Document excerpt ->

State of Vermont                             Supreme Court

                                             On Appeal from
     v.                                      District Court of Vermont
                                             Unit No. 2, Grand Isle Circuit

Darren Baril                                 February Term, 1990


Ronald F. Kilburn, J.

Jeffrey L. Amestoy, Attorney General, Susan R. Harritt, Assistant Attorney
  General, and Gayle Middleton, Law Clerk (On the Brief), Montpelier, for
  plaintiff-appellee

Daniel Albert, Public Defender, St. Albans, for defendant-appellant


PRESENT:  Allen, C.J., Peck, Gibson, Dooley and Morse, JJ.


     ALLEN, C.J.   A jury convicted defendant of driving a motor vehicle
under the influence of alcohol (DUI).  The conviction was his second within
five years.  Accordingly, the trial court sentenced defendant as a second
offender pursuant to 23 V.S.A. { 1210(c).  Defendant appeals his sentence
and asks that the case be remanded for resentencing before a different
judge.  We affirm.
     In July 1986, defendant was involved in a two-car accident and was
subsequently charged with DUI in violation of 23 V.S.A. { 1201(a)(2), along
with a related traffic violation.  The information also alleged that
defendant had a prior conviction for drunk driving.  Before trial, defendant
moved to suppress the numerical breath test result.  The parties
subsequently stipulated that the breath test would not be referred to except
as rebuttal under certain limited circumstances.

Direction a ->
In the entries, rewrite the stretch from the line containing "Where are 27" through the line containing "field-hint: (แสดงในนัดหมายออนไลน์) bbox=[238, 244, 381, 262]", changing "doctor-option" to "physician-option" and leaving everything else as it is.

Entries shown ->
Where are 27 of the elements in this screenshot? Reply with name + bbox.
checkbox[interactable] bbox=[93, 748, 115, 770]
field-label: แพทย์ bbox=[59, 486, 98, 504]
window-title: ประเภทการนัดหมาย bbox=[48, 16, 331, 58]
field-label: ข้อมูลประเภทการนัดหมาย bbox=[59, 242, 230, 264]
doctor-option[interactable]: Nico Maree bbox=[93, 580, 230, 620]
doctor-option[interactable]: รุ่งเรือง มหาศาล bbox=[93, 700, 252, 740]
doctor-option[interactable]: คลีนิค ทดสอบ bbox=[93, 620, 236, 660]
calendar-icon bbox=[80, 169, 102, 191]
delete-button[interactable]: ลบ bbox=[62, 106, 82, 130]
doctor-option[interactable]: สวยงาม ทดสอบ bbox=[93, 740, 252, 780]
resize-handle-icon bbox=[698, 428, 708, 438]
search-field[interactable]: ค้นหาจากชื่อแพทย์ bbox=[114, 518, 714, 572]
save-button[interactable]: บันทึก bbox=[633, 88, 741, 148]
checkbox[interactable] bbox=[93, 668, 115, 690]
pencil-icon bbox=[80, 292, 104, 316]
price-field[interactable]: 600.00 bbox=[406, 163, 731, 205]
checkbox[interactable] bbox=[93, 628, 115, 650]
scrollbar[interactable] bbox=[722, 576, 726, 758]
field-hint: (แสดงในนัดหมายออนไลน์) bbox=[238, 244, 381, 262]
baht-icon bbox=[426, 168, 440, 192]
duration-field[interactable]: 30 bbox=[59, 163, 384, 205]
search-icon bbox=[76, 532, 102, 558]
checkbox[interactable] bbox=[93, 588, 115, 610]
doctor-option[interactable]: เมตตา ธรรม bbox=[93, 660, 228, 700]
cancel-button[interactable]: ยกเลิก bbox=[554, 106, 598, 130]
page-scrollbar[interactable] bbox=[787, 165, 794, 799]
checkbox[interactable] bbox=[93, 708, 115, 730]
--
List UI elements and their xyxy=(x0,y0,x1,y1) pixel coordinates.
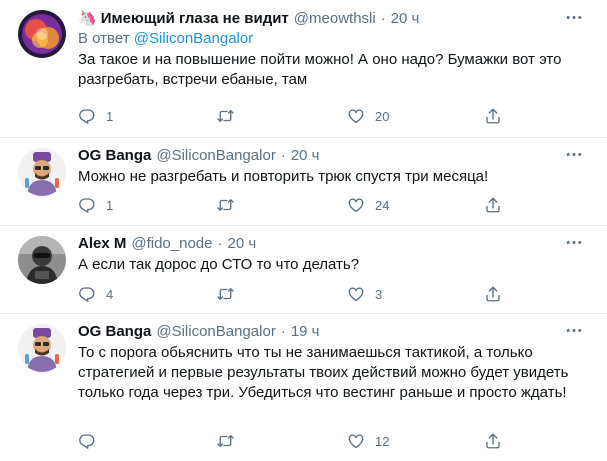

Direction b ->
Write the next part of the Vermont DUI appeal opinion, starting after its last sentence.

Task output a ->
Where are 27 of the elements in this screenshot? Reply with name + bbox.
checkbox[interactable] bbox=[93, 748, 115, 770]
field-label: แพทย์ bbox=[59, 486, 98, 504]
window-title: ประเภทการนัดหมาย bbox=[48, 16, 331, 58]
field-label: ข้อมูลประเภทการนัดหมาย bbox=[59, 242, 230, 264]
physician-option[interactable]: Nico Maree bbox=[93, 580, 230, 620]
physician-option[interactable]: รุ่งเรือง มหาศาล bbox=[93, 700, 252, 740]
physician-option[interactable]: คลีนิค ทดสอบ bbox=[93, 620, 236, 660]
calendar-icon bbox=[80, 169, 102, 191]
delete-button[interactable]: ลบ bbox=[62, 106, 82, 130]
physician-option[interactable]: สวยงาม ทดสอบ bbox=[93, 740, 252, 780]
resize-handle-icon bbox=[698, 428, 708, 438]
search-field[interactable]: ค้นหาจากชื่อแพทย์ bbox=[114, 518, 714, 572]
save-button[interactable]: บันทึก bbox=[633, 88, 741, 148]
checkbox[interactable] bbox=[93, 668, 115, 690]
pencil-icon bbox=[80, 292, 104, 316]
price-field[interactable]: 600.00 bbox=[406, 163, 731, 205]
checkbox[interactable] bbox=[93, 628, 115, 650]
scrollbar[interactable] bbox=[722, 576, 726, 758]
field-hint: (แสดงในนัดหมายออนไลน์) bbox=[238, 244, 381, 262]

Task output b ->
     The jury found defendant guilty of DUI and the related traffic
offense.  Thereafter, the second phase of the bifurcated proceeding was held
to determine the accused's liability to enhanced punishment as a subsequent
offender in accordance with the procedures outlined in State v. Cameron, 126
Vt. 244, 227 A.2d 276 (1966).  The State introduced identification testimony
and a certified copy of a prior conviction.  The jury found that defendant
had been convicted of violating 23 V.S.A. { 1201 within the preceding five
years and was therefore subject to the enhanced penalty provision of 23
V.S.A. { 1210(c). (FN1)
     Defendant filed a motion for a new trial challenging several aspects of
the prosecutor's closing argument.  The court granted defendant's motion
with respect to the substantive offense, but explicitly left intact the
jury's finding from the enhancement phase of the proceeding for use if
defendant were found guilty upon retrial.
     At the second trial, a jury again convicted defendant of DUI.  The
court, stating that it could not "ignore the fact that the two offenses
occurred so close together," sentenced defendant to a jail term of ten days
to one year, all suspended except ten days, pursuant to 23 V.S.A. {
1210(c).
     Defendant challenges this sentence on appeal, arguing that:  (1) the
trial court's grant of a new trial necessarily applied to the enhancement
allegation of a prior DUI conviction; (2) even if the court had the
discretionary authority to limit its new trial order to the principal
offense alone, the court abused its discretion in this case; (3) the State's
reference to the breath test result at the sentencing hearing contravened
the parties' stipulation to defendant's prejudice; and (4) the court erred
by failing to give defendant's requested instruction on the presumption of
innocence.
                                    I.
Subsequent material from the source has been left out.